**The request**
Every record below should be written out exactly; pictures stay out.

**Dataset excerpts**
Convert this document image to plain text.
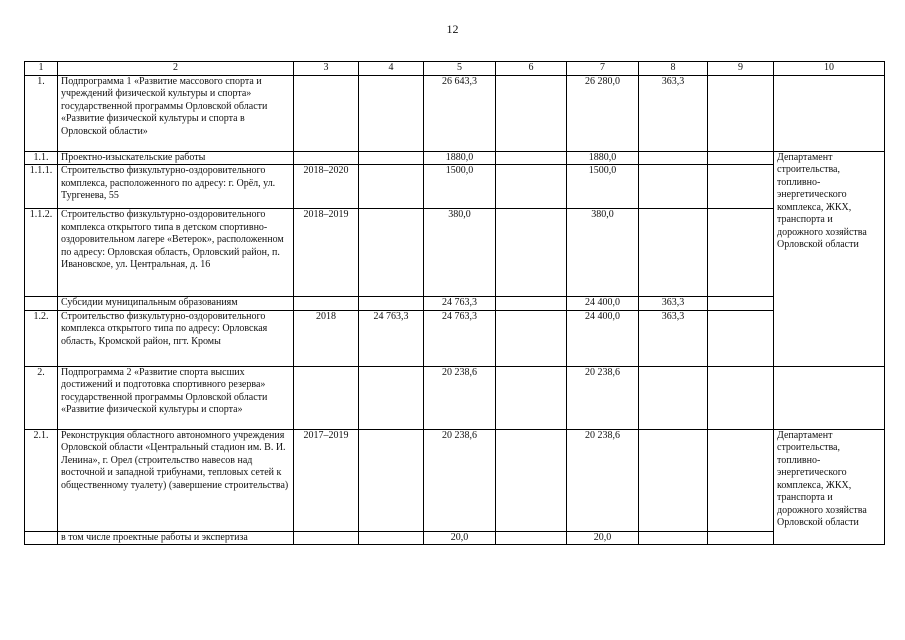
12
1	2	3	4	5	6	7	8	9	10	
1.	Подпрограмма 1 «Развитие массового спорта и учреждений физической культуры и спорта» государственной программы Орловской области «Развитие физической культуры и спорта в Орловской области»			26 643,3		26 280,0	363,3			
1.1.	Проектно-изыскательские работы			1880,0		1880,0			Департамент строительства, топливно-энергетического комплекса, ЖКХ, транспорта и дорожного хозяйства Орловской области	
1.1.1.	Строительство физкультурно-оздоровительного комплекса, расположенного по адресу: г. Орёл, ул. Тургенева, 55	2018–2020		1500,0		1500,0				
1.1.2.	Строительство физкультурно-оздоровительного комплекса открытого типа в детском спортивно-оздоровительном лагере «Ветерок», расположенном по адресу: Орловская область, Орловский район, п. Ивановское, ул. Центральная, д. 16	2018–2019		380,0		380,0				
	Субсидии муниципальным образованиям			24 763,3		24 400,0	363,3			
1.2.	Строительство физкультурно-оздоровительного комплекса открытого типа по адресу: Орловская область, Кромской район, пгт. Кромы	2018	24 763,3	24 763,3		24 400,0	363,3			
2.	Подпрограмма 2 «Развитие спорта высших достижений и подготовка спортивного резерва» государственной программы Орловской области «Развитие физической культуры и спорта»			20 238,6		20 238,6				
2.1.	Реконструкция областного автономного учреждения Орловской области «Центральный стадион им. В. И. Ленина», г. Орел (строительство навесов над восточной и западной трибунами, тепловых сетей к общественному туалету) (завершение строительства)	2017–2019		20 238,6		20 238,6			Департамент строительства, топливно-энергетического комплекса, ЖКХ, транспорта и дорожного хозяйства Орловской области	
	в том числе проектные работы и экспертиза			20,0		20,0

**The solution**
Convert this document image to plain text.
12
1	2	3	4	5	6	7	8	9	10	
1.	Подпрограмма 1 «Развитие массового спорта и учреждений физической культуры и спорта» государственной программы Орловской области «Развитие физической культуры и спорта в Орловской области»			26 643,3		26 280,0	363,3			
1.1.	Проектно-изыскательские работы			1880,0		1880,0			Департамент строительства, топливно-энергетического комплекса, ЖКХ, транспорта и дорожного хозяйства Орловской области	
1.1.1.	Строительство физкультурно-оздоровительного комплекса, расположенного по адресу: г. Орёл, ул. Тургенева, 55	2018–2020		1500,0		1500,0				
1.1.2.	Строительство физкультурно-оздоровительного комплекса открытого типа в детском спортивно-оздоровительном лагере «Ветерок», расположенном по адресу: Орловская область, Орловский район, п. Ивановское, ул. Центральная, д. 16	2018–2019		380,0		380,0				
	Субсидии муниципальным образованиям			24 763,3		24 400,0	363,3			
1.2.	Строительство физкультурно-оздоровительного комплекса открытого типа по адресу: Орловская область, Кромской район, пгт. Кромы	2018	24 763,3	24 763,3		24 400,0	363,3			
2.	Подпрограмма 2 «Развитие спорта высших достижений и подготовка спортивного резерва» государственной программы Орловской области «Развитие физической культуры и спорта»			20 238,6		20 238,6				
2.1.	Реконструкция областного автономного учреждения Орловской области «Центральный стадион им. В. И. Ленина», г. Орел (строительство навесов над восточной и западной трибунами, тепловых сетей к общественному туалету) (завершение строительства)	2017–2019		20 238,6		20 238,6			Департамент строительства, топливно-энергетического комплекса, ЖКХ, транспорта и дорожного хозяйства Орловской области	
	в том числе проектные работы и экспертиза			20,0		20,0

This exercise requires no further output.